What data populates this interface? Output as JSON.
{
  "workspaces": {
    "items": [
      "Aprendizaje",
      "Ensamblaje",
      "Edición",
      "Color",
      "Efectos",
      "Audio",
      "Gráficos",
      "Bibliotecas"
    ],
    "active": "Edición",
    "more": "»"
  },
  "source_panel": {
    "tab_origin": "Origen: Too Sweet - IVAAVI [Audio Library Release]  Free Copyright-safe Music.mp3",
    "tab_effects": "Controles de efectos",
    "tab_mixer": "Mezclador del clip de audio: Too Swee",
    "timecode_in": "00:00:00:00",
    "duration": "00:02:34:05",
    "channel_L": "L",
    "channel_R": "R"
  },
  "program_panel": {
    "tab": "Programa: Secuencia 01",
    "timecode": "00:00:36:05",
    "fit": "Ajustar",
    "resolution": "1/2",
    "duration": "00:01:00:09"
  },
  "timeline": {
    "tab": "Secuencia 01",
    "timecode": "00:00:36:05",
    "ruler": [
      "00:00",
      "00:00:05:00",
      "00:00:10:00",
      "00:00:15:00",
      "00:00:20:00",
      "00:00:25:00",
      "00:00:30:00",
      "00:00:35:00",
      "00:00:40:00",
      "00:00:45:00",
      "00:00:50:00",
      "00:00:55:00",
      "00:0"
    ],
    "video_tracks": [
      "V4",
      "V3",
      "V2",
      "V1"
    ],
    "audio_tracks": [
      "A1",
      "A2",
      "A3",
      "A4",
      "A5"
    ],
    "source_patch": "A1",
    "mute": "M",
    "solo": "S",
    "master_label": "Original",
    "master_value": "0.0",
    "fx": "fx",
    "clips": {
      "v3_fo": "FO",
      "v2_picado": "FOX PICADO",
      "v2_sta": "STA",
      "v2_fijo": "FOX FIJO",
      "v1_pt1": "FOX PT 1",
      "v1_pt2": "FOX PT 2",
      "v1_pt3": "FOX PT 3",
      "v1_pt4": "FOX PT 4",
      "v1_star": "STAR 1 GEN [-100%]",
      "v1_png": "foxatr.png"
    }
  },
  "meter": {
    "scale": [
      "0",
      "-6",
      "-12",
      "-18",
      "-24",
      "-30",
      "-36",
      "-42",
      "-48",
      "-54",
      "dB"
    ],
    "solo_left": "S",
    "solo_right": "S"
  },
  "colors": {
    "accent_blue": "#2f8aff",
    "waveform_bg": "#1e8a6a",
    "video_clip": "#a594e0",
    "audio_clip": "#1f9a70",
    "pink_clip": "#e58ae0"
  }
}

▸ **Exercise requirements**:
Write out every line from the records above, word for word.

▸ **Answer to this problem**:
What data populates this interface? Output as JSON.
{
  "workspaces": {
    "items": [
      "Aprendizaje",
      "Ensamblaje",
      "Edición",
      "Color",
      "Efectos",
      "Audio",
      "Gráficos",
      "Bibliotecas"
    ],
    "active": "Edición",
    "more": "»"
  },
  "source_panel": {
    "tab_origin": "Origen: Too Sweet - IVAAVI [Audio Library Release]  Free Copyright-safe Music.mp3",
    "tab_effects": "Controles de efectos",
    "tab_mixer": "Mezclador del clip de audio: Too Swee",
    "timecode_in": "00:00:00:00",
    "duration": "00:02:34:05",
    "channel_L": "L",
    "channel_R": "R"
  },
  "program_panel": {
    "tab": "Programa: Secuencia 01",
    "timecode": "00:00:36:05",
    "fit": "Ajustar",
    "resolution": "1/2",
    "duration": "00:01:00:09"
  },
  "timeline": {
    "tab": "Secuencia 01",
    "timecode": "00:00:36:05",
    "ruler": [
      "00:00",
      "00:00:05:00",
      "00:00:10:00",
      "00:00:15:00",
      "00:00:20:00",
      "00:00:25:00",
      "00:00:30:00",
      "00:00:35:00",
      "00:00:40:00",
      "00:00:45:00",
      "00:00:50:00",
      "00:00:55:00",
      "00:0"
    ],
    "video_tracks": [
      "V4",
      "V3",
      "V2",
      "V1"
    ],
    "audio_tracks": [
      "A1",
      "A2",
      "A3",
      "A4",
      "A5"
    ],
    "source_patch": "A1",
    "mute": "M",
    "solo": "S",
    "master_label": "Original",
    "master_value": "0.0",
    "fx": "fx",
    "clips": {
      "v3_fo": "FO",
      "v2_picado": "FOX PICADO",
      "v2_sta": "STA",
      "v2_fijo": "FOX FIJO",
      "v1_pt1": "FOX PT 1",
      "v1_pt2": "FOX PT 2",
      "v1_pt3": "FOX PT 3",
      "v1_pt4": "FOX PT 4",
      "v1_star": "STAR 1 GEN [-100%]",
      "v1_png": "foxatr.png"
    }
  },
  "meter": {
    "scale": [
      "0",
      "-6",
      "-12",
      "-18",
      "-24",
      "-30",
      "-36",
      "-42",
      "-48",
      "-54",
      "dB"
    ],
    "solo_left": "S",
    "solo_right": "S"
  },
  "colors": {
    "accent_blue": "#2f8aff",
    "waveform_bg": "#1e8a6a",
    "video_clip": "#a594e0",
    "audio_clip": "#1f9a70",
    "pink_clip": "#e58ae0"
  }
}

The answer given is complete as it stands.